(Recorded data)
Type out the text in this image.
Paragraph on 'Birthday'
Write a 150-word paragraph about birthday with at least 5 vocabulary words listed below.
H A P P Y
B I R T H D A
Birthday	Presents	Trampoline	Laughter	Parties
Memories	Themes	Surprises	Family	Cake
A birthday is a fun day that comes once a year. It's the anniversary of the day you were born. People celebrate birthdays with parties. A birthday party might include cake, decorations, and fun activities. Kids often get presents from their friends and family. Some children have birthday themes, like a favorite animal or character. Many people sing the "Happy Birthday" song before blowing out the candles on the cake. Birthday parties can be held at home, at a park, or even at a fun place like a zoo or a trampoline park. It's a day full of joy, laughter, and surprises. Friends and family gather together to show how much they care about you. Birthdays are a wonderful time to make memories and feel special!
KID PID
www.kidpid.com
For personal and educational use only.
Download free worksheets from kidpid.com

▸ TASK GOAL
Compute how many lines include the string "from", then give that number by itself.

▸ EXERCISE RESULT
2